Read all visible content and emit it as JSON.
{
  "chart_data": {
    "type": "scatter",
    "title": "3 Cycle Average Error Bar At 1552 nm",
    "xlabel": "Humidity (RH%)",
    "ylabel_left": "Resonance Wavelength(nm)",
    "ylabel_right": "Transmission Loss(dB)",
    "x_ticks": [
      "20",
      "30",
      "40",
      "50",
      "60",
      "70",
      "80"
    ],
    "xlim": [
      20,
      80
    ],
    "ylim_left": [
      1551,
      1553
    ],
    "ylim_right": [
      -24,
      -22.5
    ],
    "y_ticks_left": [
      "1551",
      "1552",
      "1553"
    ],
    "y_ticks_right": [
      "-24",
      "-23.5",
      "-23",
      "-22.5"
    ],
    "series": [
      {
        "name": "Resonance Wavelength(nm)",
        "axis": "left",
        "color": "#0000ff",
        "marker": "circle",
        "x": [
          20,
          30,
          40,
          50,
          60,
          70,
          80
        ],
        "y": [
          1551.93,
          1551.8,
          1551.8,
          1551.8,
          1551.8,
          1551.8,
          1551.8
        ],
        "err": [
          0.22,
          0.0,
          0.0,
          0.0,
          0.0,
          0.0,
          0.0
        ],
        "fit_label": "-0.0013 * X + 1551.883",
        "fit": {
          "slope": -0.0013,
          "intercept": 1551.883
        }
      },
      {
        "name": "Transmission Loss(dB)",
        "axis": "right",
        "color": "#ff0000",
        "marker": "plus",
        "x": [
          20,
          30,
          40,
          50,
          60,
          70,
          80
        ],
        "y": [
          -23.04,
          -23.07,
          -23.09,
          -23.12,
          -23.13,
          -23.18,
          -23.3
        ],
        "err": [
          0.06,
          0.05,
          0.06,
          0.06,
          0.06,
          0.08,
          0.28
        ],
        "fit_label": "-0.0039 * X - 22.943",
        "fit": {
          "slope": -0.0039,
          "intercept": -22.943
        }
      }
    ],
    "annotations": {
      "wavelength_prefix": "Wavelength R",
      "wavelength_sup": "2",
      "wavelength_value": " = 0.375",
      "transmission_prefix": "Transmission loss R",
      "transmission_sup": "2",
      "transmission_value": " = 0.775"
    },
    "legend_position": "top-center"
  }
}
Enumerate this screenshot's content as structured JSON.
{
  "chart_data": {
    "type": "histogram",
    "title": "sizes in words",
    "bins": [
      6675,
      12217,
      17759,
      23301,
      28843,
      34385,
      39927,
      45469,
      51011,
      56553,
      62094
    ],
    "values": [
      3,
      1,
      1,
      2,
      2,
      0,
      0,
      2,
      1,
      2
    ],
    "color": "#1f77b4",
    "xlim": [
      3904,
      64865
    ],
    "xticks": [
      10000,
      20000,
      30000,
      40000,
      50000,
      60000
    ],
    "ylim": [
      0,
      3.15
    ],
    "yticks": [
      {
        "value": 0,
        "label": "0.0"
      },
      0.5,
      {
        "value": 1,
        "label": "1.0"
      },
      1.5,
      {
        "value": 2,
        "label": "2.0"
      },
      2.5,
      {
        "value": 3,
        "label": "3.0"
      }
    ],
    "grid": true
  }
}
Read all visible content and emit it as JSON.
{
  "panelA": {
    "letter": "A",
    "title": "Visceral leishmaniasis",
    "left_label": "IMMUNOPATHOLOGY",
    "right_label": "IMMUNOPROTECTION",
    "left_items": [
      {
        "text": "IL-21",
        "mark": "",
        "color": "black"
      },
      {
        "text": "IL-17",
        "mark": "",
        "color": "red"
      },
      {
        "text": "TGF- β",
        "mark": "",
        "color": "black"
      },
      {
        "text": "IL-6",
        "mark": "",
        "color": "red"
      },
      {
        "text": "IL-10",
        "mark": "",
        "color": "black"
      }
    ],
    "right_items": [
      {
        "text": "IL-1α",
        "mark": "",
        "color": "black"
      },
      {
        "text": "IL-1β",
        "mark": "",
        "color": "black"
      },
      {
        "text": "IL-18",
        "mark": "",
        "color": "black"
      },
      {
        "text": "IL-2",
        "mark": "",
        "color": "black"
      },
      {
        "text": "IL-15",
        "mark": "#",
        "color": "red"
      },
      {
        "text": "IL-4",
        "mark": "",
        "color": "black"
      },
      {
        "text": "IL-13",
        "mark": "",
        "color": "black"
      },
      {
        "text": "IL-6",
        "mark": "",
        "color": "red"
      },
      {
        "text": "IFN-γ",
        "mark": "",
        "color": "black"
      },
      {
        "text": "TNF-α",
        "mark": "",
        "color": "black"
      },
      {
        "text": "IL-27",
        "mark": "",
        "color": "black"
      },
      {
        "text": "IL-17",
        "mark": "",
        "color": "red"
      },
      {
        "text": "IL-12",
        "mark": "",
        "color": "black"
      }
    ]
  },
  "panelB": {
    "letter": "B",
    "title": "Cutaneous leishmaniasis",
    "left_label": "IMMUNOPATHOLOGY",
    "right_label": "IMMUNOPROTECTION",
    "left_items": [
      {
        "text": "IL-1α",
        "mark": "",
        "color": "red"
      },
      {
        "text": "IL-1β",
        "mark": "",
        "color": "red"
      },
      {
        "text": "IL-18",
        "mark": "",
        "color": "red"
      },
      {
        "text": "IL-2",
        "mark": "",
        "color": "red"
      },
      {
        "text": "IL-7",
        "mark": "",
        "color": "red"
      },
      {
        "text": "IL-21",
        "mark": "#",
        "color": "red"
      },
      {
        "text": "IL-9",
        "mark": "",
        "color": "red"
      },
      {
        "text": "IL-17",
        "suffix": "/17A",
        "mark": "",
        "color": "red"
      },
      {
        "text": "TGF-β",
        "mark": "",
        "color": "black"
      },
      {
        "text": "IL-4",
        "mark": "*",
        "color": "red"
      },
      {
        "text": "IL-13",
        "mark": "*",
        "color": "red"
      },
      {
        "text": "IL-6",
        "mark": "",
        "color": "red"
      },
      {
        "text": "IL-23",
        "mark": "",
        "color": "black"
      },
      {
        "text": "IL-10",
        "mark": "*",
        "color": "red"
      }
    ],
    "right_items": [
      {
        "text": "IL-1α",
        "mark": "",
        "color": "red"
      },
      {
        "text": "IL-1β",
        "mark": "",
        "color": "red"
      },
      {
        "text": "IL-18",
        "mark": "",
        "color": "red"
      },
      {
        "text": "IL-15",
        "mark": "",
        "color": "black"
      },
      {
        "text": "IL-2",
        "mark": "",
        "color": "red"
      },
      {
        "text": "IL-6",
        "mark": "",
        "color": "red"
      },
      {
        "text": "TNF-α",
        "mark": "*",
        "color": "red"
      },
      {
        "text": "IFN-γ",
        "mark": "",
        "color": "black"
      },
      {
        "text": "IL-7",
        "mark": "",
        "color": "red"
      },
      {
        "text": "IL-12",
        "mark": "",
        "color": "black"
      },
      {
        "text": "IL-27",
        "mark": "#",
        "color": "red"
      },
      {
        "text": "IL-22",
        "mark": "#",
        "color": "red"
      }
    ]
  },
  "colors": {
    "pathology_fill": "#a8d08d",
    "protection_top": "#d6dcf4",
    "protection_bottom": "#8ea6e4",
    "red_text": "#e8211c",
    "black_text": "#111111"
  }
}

# # #

§ Exercise directions: Extract each line of the listing above, copying it word for word.

§ The response:
Read all visible content and emit it as JSON.
{
  "chart_data": {
    "type": "scatter",
    "title": "3 Cycle Average Error Bar At 1552 nm",
    "xlabel": "Humidity (RH%)",
    "ylabel_left": "Resonance Wavelength(nm)",
    "ylabel_right": "Transmission Loss(dB)",
    "x_ticks": [
      "20",
      "30",
      "40",
      "50",
      "60",
      "70",
      "80"
    ],
    "xlim": [
      20,
      80
    ],
    "ylim_left": [
      1551,
      1553
    ],
    "ylim_right": [
      -24,
      -22.5
    ],
    "y_ticks_left": [
      "1551",
      "1552",
      "1553"
    ],
    "y_ticks_right": [
      "-24",
      "-23.5",
      "-23",
      "-22.5"
    ],
    "series": [
      {
        "name": "Resonance Wavelength(nm)",
        "axis": "left",
        "color": "#0000ff",
        "marker": "circle",
        "x": [
          20,
          30,
          40,
          50,
          60,
          70,
          80
        ],
        "y": [
          1551.93,
          1551.8,
          1551.8,
          1551.8,
          1551.8,
          1551.8,
          1551.8
        ],
        "err": [
          0.22,
          0.0,
          0.0,
          0.0,
          0.0,
          0.0,
          0.0
        ],
        "fit_label": "-0.0013 * X + 1551.883",
        "fit": {
          "slope": -0.0013,
          "intercept": 1551.883
        }
      },
      {
        "name": "Transmission Loss(dB)",
        "axis": "right",
        "color": "#ff0000",
        "marker": "plus",
        "x": [
          20,
          30,
          40,
          50,
          60,
          70,
          80
        ],
        "y": [
          -23.04,
          -23.07,
          -23.09,
          -23.12,
          -23.13,
          -23.18,
          -23.3
        ],
        "err": [
          0.06,
          0.05,
          0.06,
          0.06,
          0.06,
          0.08,
          0.28
        ],
        "fit_label": "-0.0039 * X - 22.943",
        "fit": {
          "slope": -0.0039,
          "intercept": -22.943
        }
      }
    ],
    "annotations": {
      "wavelength_prefix": "Wavelength R",
      "wavelength_sup": "2",
      "wavelength_value": " = 0.375",
      "transmission_prefix": "Transmission loss R",
      "transmission_sup": "2",
      "transmission_value": " = 0.775"
    },
    "legend_position": "top-center"
  }
}
Enumerate this screenshot's content as structured JSON.
{
  "chart_data": {
    "type": "histogram",
    "title": "sizes in words",
    "bins": [
      6675,
      12217,
      17759,
      23301,
      28843,
      34385,
      39927,
      45469,
      51011,
      56553,
      62094
    ],
    "values": [
      3,
      1,
      1,
      2,
      2,
      0,
      0,
      2,
      1,
      2
    ],
    "color": "#1f77b4",
    "xlim": [
      3904,
      64865
    ],
    "xticks": [
      10000,
      20000,
      30000,
      40000,
      50000,
      60000
    ],
    "ylim": [
      0,
      3.15
    ],
    "yticks": [
      {
        "value": 0,
        "label": "0.0"
      },
      0.5,
      {
        "value": 1,
        "label": "1.0"
      },
      1.5,
      {
        "value": 2,
        "label": "2.0"
      },
      2.5,
      {
        "value": 3,
        "label": "3.0"
      }
    ],
    "grid": true
  }
}
Read all visible content and emit it as JSON.
{
  "panelA": {
    "letter": "A",
    "title": "Visceral leishmaniasis",
    "left_label": "IMMUNOPATHOLOGY",
    "right_label": "IMMUNOPROTECTION",
    "left_items": [
      {
        "text": "IL-21",
        "mark": "",
        "color": "black"
      },
      {
        "text": "IL-17",
        "mark": "",
        "color": "red"
      },
      {
        "text": "TGF- β",
        "mark": "",
        "color": "black"
      },
      {
        "text": "IL-6",
        "mark": "",
        "color": "red"
      },
      {
        "text": "IL-10",
        "mark": "",
        "color": "black"
      }
    ],
    "right_items": [
      {
        "text": "IL-1α",
        "mark": "",
        "color": "black"
      },
      {
        "text": "IL-1β",
        "mark": "",
        "color": "black"
      },
      {
        "text": "IL-18",
        "mark": "",
        "color": "black"
      },
      {
        "text": "IL-2",
        "mark": "",
        "color": "black"
      },
      {
        "text": "IL-15",
        "mark": "#",
        "color": "red"
      },
      {
        "text": "IL-4",
        "mark": "",
        "color": "black"
      },
      {
        "text": "IL-13",
        "mark": "",
        "color": "black"
      },
      {
        "text": "IL-6",
        "mark": "",
        "color": "red"
      },
      {
        "text": "IFN-γ",
        "mark": "",
        "color": "black"
      },
      {
        "text": "TNF-α",
        "mark": "",
        "color": "black"
      },
      {
        "text": "IL-27",
        "mark": "",
        "color": "black"
      },
      {
        "text": "IL-17",
        "mark": "",
        "color": "red"
      },
      {
        "text": "IL-12",
        "mark": "",
        "color": "black"
      }
    ]
  },
  "panelB": {
    "letter": "B",
    "title": "Cutaneous leishmaniasis",
    "left_label": "IMMUNOPATHOLOGY",
    "right_label": "IMMUNOPROTECTION",
    "left_items": [
      {
        "text": "IL-1α",
        "mark": "",
        "color": "red"
      },
      {
        "text": "IL-1β",
        "mark": "",
        "color": "red"
      },
      {
        "text": "IL-18",
        "mark": "",
        "color": "red"
      },
      {
        "text": "IL-2",
        "mark": "",
        "color": "red"
      },
      {
        "text": "IL-7",
        "mark": "",
        "color": "red"
      },
      {
        "text": "IL-21",
        "mark": "#",
        "color": "red"
      },
      {
        "text": "IL-9",
        "mark": "",
        "color": "red"
      },
      {
        "text": "IL-17",
        "suffix": "/17A",
        "mark": "",
        "color": "red"
      },
      {
        "text": "TGF-β",
        "mark": "",
        "color": "black"
      },
      {
        "text": "IL-4",
        "mark": "*",
        "color": "red"
      },
      {
        "text": "IL-13",
        "mark": "*",
        "color": "red"
      },
      {
        "text": "IL-6",
        "mark": "",
        "color": "red"
      },
      {
        "text": "IL-23",
        "mark": "",
        "color": "black"
      },
      {
        "text": "IL-10",
        "mark": "*",
        "color": "red"
      }
    ],
    "right_items": [
      {
        "text": "IL-1α",
        "mark": "",
        "color": "red"
      },
      {
        "text": "IL-1β",
        "mark": "",
        "color": "red"
      },
      {
        "text": "IL-18",
        "mark": "",
        "color": "red"
      },
      {
        "text": "IL-15",
        "mark": "",
        "color": "black"
      },
      {
        "text": "IL-2",
        "mark": "",
        "color": "red"
      },
      {
        "text": "IL-6",
        "mark": "",
        "color": "red"
      },
      {
        "text": "TNF-α",
        "mark": "*",
        "color": "red"
      },
      {
        "text": "IFN-γ",
        "mark": "",
        "color": "black"
      },
      {
        "text": "IL-7",
        "mark": "",
        "color": "red"
      },
      {
        "text": "IL-12",
        "mark": "",
        "color": "black"
      },
      {
        "text": "IL-27",
        "mark": "#",
        "color": "red"
      },
      {
        "text": "IL-22",
        "mark": "#",
        "color": "red"
      }
    ]
  },
  "colors": {
    "pathology_fill": "#a8d08d",
    "protection_top": "#d6dcf4",
    "protection_bottom": "#8ea6e4",
    "red_text": "#e8211c",
    "black_text": "#111111"
  }
}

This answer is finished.